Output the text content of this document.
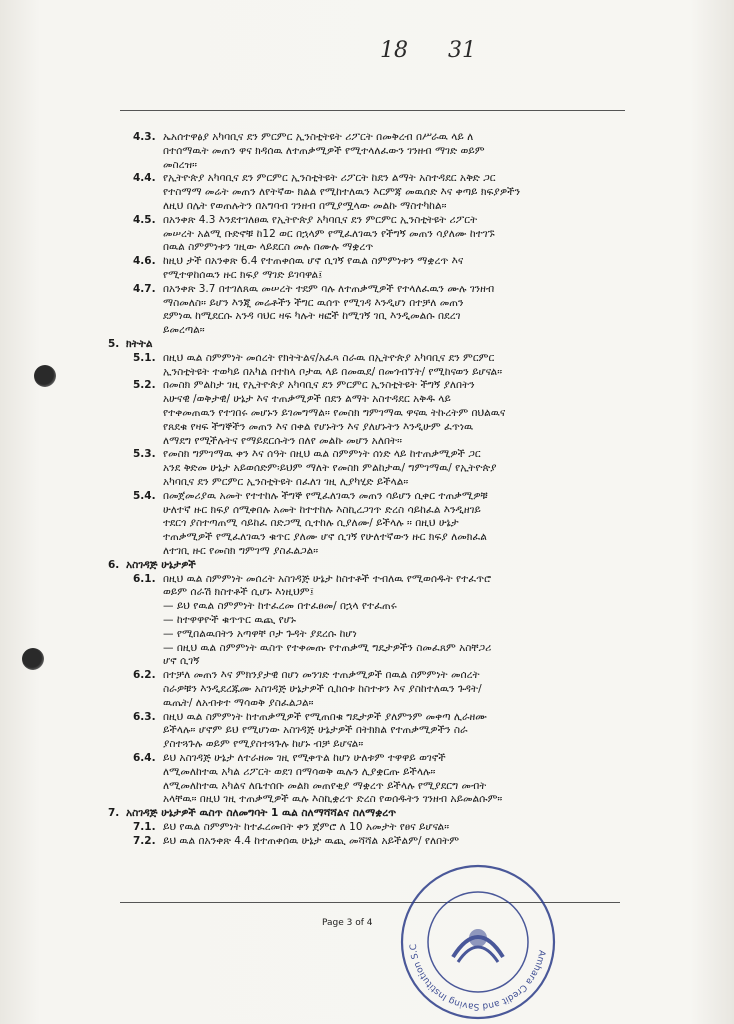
18 31
4.3. ኤአሰተዋፅያ አካባቢና ደን ምርምር ኢንስቲትዩት ሪፖርት በመቅረብ በሥራዉ ላይ ለ
በተሰማዉት መጠን ዋና ክዳሰዉ ለተጠቃሚዎች የሚተላለፈውን ገንዘብ ማገድ ወይም
መስረዝ።
4.4. የኢትዮጵያ አካባቢና ደን ምርምር ኢንስቲትዩት ሪፖርት ከደን ልማት አስተዳደር አቅድ ጋር
የተስማማ መሬት መጠን ለየትኛው ክልል የሚከተለዉን እርምጃ መዉሰድ እና ቀጣይ ክፍያዎችን
ለዚህ በሌት የወጠሉትን በአግባብ ገንዘብ በሚያሟላው መልኩ ማስተካከል።
4.5. በአንቀጽ 4.3 እንደተገለፀዉ የኢትዮጵያ አካባቢና ደን ምርምር ኢንስቲትዩት ሪፖርት
መሠረት አልሚ ቡድኖቹ ከ12 ወር በኋላም የሚፈለገዉን የችግኝ መጠን ሳያለሙ ከተገኙ
በዉል ስምምነቱን ገዚው ላይደርስ መሉ በሙሉ ማቋረጥ
4.6. ከዚህ ታች በአንቀጽ 6.4 የተጠቀሰዉ ሆኖ ሲገኝ የዉል ስምምነቱን ማቋረጥ እና
የሚተዋከሰዉን ዙር ክፍያ ማገድ ይገባዋል፤
4.7. በአንቀጽ 3.7 በተገለጸዉ መሠረት ተደም ባሉ ለተጠቃሚዎች የተላለፈዉን ሙሉ ገንዘብ
ማስመለስ። ይሆን እንጂ መሬቶችን ችግር ዉሰጥ የሚገዳ እንዲሆነ በተቻለ መጠን
ደምነዉ ከሚደርሱ አንዳ ባህር ዛፍ ካሉት ዛፎች ከሚገኝ ገቢ እንዲመልሱ በደረገ
ይመረጣል።
5. ክትትል
5.1. በዚህ ዉል ስምምነት መሰረት የክትትልና/አፈጻ ስራዉ በኢትዮጵያ አካባቢና ደን ምርምር
ኢንስቲትዩት ተወካይ በአካል በተከላ ቦታዉ ላይ በመዉደ/ በመጎብኘት/ የሚከናወን ይሆናል።
5.2. በመስክ ምልከታ ገዚ የኢትዮጵያ አካባቢና ደን ምርምር ኢንስቲትዩት ችግኝ ያለበትን
አሁናዊ /ወቅታዊ/ ሁኔታ እና ተጠቃሚዎች በደን ልማት አስተዳደር አቅዱ ላይ
የተቀመጠዉን የተገበሩ መሆኑን ይገመግማል። የመስክ ግምገማዉ ዋናዉ ትኩረትም በህልዉና
የጸደቁ የዛፍ ችግኞችን መጠን እና በቀል የሆኑትን እና ያለሆኑትን እንዲሁም ፈጥነዉ
ለማደግ የሚችሉትና የማይደርሱትን በለየ መልኩ መሆን አለበት።
5.3. የመስክ ግምገማዉ ቀን እና ሰዓት በዚህ ዉል ስምምነት ሰነድ ላይ ከተጠቃሚዎች ጋር
አንደ ቅድመ ሁኔታ አይወሰድም፡ይህም ማለት የመስክ ምልከታዉ/ ግምገማዉ/ የኢትዮጵያ
አካባቢና ደን ምርምር ኢንስቲትዩት በፈለገ ገዚ ሊያካሂድ ይችላል።
5.4. በመጀመሪያዉ አመት የተተከሉ ችግኞ የሚፈለገዉን መጠን ሳይሆን ሲቀር ተጠቃሚዎቹ
ሁለተኛ ዙር ክፍያ ሰሚቀበሉ አመት ከተተከሉ እስኪረጋገጥ ድረስ ሳይከፈል እንዲዘገይ
ተደርጎ ያስተጣጠሚ ሳይከፈ በድጋሚ ሲተከሉ ሲያለሙ/ ይችላሉ ። በዚህ ሁኔታ
ተጠቃሚዎች የሚፈለገዉን ቁጥር ያለሙ ሆኖ ሲገኝ የሁለተኛውን ዙር ክፍያ ለመክፈል
ለተገቢ ዙር የመስክ ግምገማ ያስፈልጋል።
6. አስገዳጅ ሁኔታዎች
6.1. በዚህ ዉል ስምምነት መሰረት አስገዳጅ ሁኔታ ከስተቶች ተብለዉ የሚወሰዱት የተፈጥሮ
ወይም ሰራሽ ክስተቶች ሲሆኑ እነዚህም፤
— ይህ የዉል ስምምነት ከተፈረመ በተፈፀመ/ በኋላ የተፈጠሩ
— ከተዋዋዮች ቁጥጥር ዉጪ የሆኑ
— የሚበልዉበትን አጣዋቸ ቦታ ጉዳት ያደረሱ ከሆነ
— በዚህ ዉል ስምምነት ዉስጥ የተቀመጡ የተጠቃሚ ግዴታዎችን ስመፈጸም አስቸጋሪ
ሆኖ ሲገኝ
6.2. በተቻለ መጠን እና ምክንያታዊ በሆነ መንገድ ተጠቃሚዎች በዉል ስምምነት መሰረት
ስራዎቹን እንዲደረጁሙ አስገዳጅ ሁኔታዎች ሲከሰቱ ከስተቱን እና ያስከተለዉን ጉዳት/
ዉጤት/ ለአብቱተ ማሳወቅ ያስፈልጋል።
6.3. በዚህ ዉል ስምምነት ከተጠቃሚዎች የሚጠበቁ ግዴታዎች ያለምንም መቀጣ ሊራዘሙ
ይችላሉ። ሆኖም ይህ የሚሆነው አስገዳጅ ሁኔታዎች በትክክል የተጠቃሚዎችን ስራ
ያስተጓጉሉ ወይም የሚያስተጓጉሉ ከሆኑ ብቻ ይሆናል።
6.4. ይህ አስገዳጅ ሁኔታ ለተራዘመ ገዚ የሚቀጥል ከሆነ ሁለቱም ተዋዋይ ወገኖች
ለሚመለከተዉ አካል ሪፖርት ወደገ በማሳወቅ ዉሉን ሊያቋርጡ ይችላሉ።
ለሚመለከተዉ አካልና ለቤተሰቡ መልክ መጠየቂያ ማቋረጥ ይችላሉ የሚያደርግ መብት
አላቸዉ። በዚህ ገዚ ተጠቃሚዎች ዉሉ እስኪቋረጥ ድረስ የወሰዱትን ገንዘብ አይመልሱም።
7. አስገዳጅ ሁኔታዎች ዉስጥ ስለመግባት 1 ዉል ስለማሻሻልና ስለማቋረጥ
7.1. ይህ የዉል ስምምነት ከተፈረመበት ቀን ጀምሮ ለ 10 አመታት የፀና ይሆናል።
7.2. ይህ ዉል በአንቀጽ 4.4 ከተጠቀሰዉ ሁኔታ ዉጪ መሻሻል አይችልም/ የለበትም
Page 3 of 4
Amhara Credit and Saving Institution S.C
_ _ _ _ _
● What you need to do: Would you mind returning each entry above word for word, skipping the images?

● Exercise result:
Output the text content of this document.
18 31
4.3. ኤአሰተዋፅያ አካባቢና ደን ምርምር ኢንስቲትዩት ሪፖርት በመቅረብ በሥራዉ ላይ ለ
በተሰማዉት መጠን ዋና ክዳሰዉ ለተጠቃሚዎች የሚተላለፈውን ገንዘብ ማገድ ወይም
መስረዝ።
4.4. የኢትዮጵያ አካባቢና ደን ምርምር ኢንስቲትዩት ሪፖርት ከደን ልማት አስተዳደር አቅድ ጋር
የተስማማ መሬት መጠን ለየትኛው ክልል የሚከተለዉን እርምጃ መዉሰድ እና ቀጣይ ክፍያዎችን
ለዚህ በሌት የወጠሉትን በአግባብ ገንዘብ በሚያሟላው መልኩ ማስተካከል።
4.5. በአንቀጽ 4.3 እንደተገለፀዉ የኢትዮጵያ አካባቢና ደን ምርምር ኢንስቲትዩት ሪፖርት
መሠረት አልሚ ቡድኖቹ ከ12 ወር በኋላም የሚፈለገዉን የችግኝ መጠን ሳያለሙ ከተገኙ
በዉል ስምምነቱን ገዚው ላይደርስ መሉ በሙሉ ማቋረጥ
4.6. ከዚህ ታች በአንቀጽ 6.4 የተጠቀሰዉ ሆኖ ሲገኝ የዉል ስምምነቱን ማቋረጥ እና
የሚተዋከሰዉን ዙር ክፍያ ማገድ ይገባዋል፤
4.7. በአንቀጽ 3.7 በተገለጸዉ መሠረት ተደም ባሉ ለተጠቃሚዎች የተላለፈዉን ሙሉ ገንዘብ
ማስመለስ። ይሆን እንጂ መሬቶችን ችግር ዉሰጥ የሚገዳ እንዲሆነ በተቻለ መጠን
ደምነዉ ከሚደርሱ አንዳ ባህር ዛፍ ካሉት ዛፎች ከሚገኝ ገቢ እንዲመልሱ በደረገ
ይመረጣል።
5. ክትትል
5.1. በዚህ ዉል ስምምነት መሰረት የክትትልና/አፈጻ ስራዉ በኢትዮጵያ አካባቢና ደን ምርምር
ኢንስቲትዩት ተወካይ በአካል በተከላ ቦታዉ ላይ በመዉደ/ በመጎብኘት/ የሚከናወን ይሆናል።
5.2. በመስክ ምልከታ ገዚ የኢትዮጵያ አካባቢና ደን ምርምር ኢንስቲትዩት ችግኝ ያለበትን
አሁናዊ /ወቅታዊ/ ሁኔታ እና ተጠቃሚዎች በደን ልማት አስተዳደር አቅዱ ላይ
የተቀመጠዉን የተገበሩ መሆኑን ይገመግማል። የመስክ ግምገማዉ ዋናዉ ትኩረትም በህልዉና
የጸደቁ የዛፍ ችግኞችን መጠን እና በቀል የሆኑትን እና ያለሆኑትን እንዲሁም ፈጥነዉ
ለማደግ የሚችሉትና የማይደርሱትን በለየ መልኩ መሆን አለበት።
5.3. የመስክ ግምገማዉ ቀን እና ሰዓት በዚህ ዉል ስምምነት ሰነድ ላይ ከተጠቃሚዎች ጋር
አንደ ቅድመ ሁኔታ አይወሰድም፡ይህም ማለት የመስክ ምልከታዉ/ ግምገማዉ/ የኢትዮጵያ
አካባቢና ደን ምርምር ኢንስቲትዩት በፈለገ ገዚ ሊያካሂድ ይችላል።
5.4. በመጀመሪያዉ አመት የተተከሉ ችግኞ የሚፈለገዉን መጠን ሳይሆን ሲቀር ተጠቃሚዎቹ
ሁለተኛ ዙር ክፍያ ሰሚቀበሉ አመት ከተተከሉ እስኪረጋገጥ ድረስ ሳይከፈል እንዲዘገይ
ተደርጎ ያስተጣጠሚ ሳይከፈ በድጋሚ ሲተከሉ ሲያለሙ/ ይችላሉ ። በዚህ ሁኔታ
ተጠቃሚዎች የሚፈለገዉን ቁጥር ያለሙ ሆኖ ሲገኝ የሁለተኛውን ዙር ክፍያ ለመክፈል
ለተገቢ ዙር የመስክ ግምገማ ያስፈልጋል።
6. አስገዳጅ ሁኔታዎች
6.1. በዚህ ዉል ስምምነት መሰረት አስገዳጅ ሁኔታ ከስተቶች ተብለዉ የሚወሰዱት የተፈጥሮ
ወይም ሰራሽ ክስተቶች ሲሆኑ እነዚህም፤
— ይህ የዉል ስምምነት ከተፈረመ በተፈፀመ/ በኋላ የተፈጠሩ
— ከተዋዋዮች ቁጥጥር ዉጪ የሆኑ
— የሚበልዉበትን አጣዋቸ ቦታ ጉዳት ያደረሱ ከሆነ
— በዚህ ዉል ስምምነት ዉስጥ የተቀመጡ የተጠቃሚ ግዴታዎችን ስመፈጸም አስቸጋሪ
ሆኖ ሲገኝ
6.2. በተቻለ መጠን እና ምክንያታዊ በሆነ መንገድ ተጠቃሚዎች በዉል ስምምነት መሰረት
ስራዎቹን እንዲደረጁሙ አስገዳጅ ሁኔታዎች ሲከሰቱ ከስተቱን እና ያስከተለዉን ጉዳት/
ዉጤት/ ለአብቱተ ማሳወቅ ያስፈልጋል።
6.3. በዚህ ዉል ስምምነት ከተጠቃሚዎች የሚጠበቁ ግዴታዎች ያለምንም መቀጣ ሊራዘሙ
ይችላሉ። ሆኖም ይህ የሚሆነው አስገዳጅ ሁኔታዎች በትክክል የተጠቃሚዎችን ስራ
ያስተጓጉሉ ወይም የሚያስተጓጉሉ ከሆኑ ብቻ ይሆናል።
6.4. ይህ አስገዳጅ ሁኔታ ለተራዘመ ገዚ የሚቀጥል ከሆነ ሁለቱም ተዋዋይ ወገኖች
ለሚመለከተዉ አካል ሪፖርት ወደገ በማሳወቅ ዉሉን ሊያቋርጡ ይችላሉ።
ለሚመለከተዉ አካልና ለቤተሰቡ መልክ መጠየቂያ ማቋረጥ ይችላሉ የሚያደርግ መብት
አላቸዉ። በዚህ ገዚ ተጠቃሚዎች ዉሉ እስኪቋረጥ ድረስ የወሰዱትን ገንዘብ አይመልሱም።
7. አስገዳጅ ሁኔታዎች ዉስጥ ስለመግባት 1 ዉል ስለማሻሻልና ስለማቋረጥ
7.1. ይህ የዉል ስምምነት ከተፈረመበት ቀን ጀምሮ ለ 10 አመታት የፀና ይሆናል።
7.2. ይህ ዉል በአንቀጽ 4.4 ከተጠቀሰዉ ሁኔታ ዉጪ መሻሻል አይችልም/ የለበትም
Page 3 of 4
Amhara Credit and Saving Institution S.C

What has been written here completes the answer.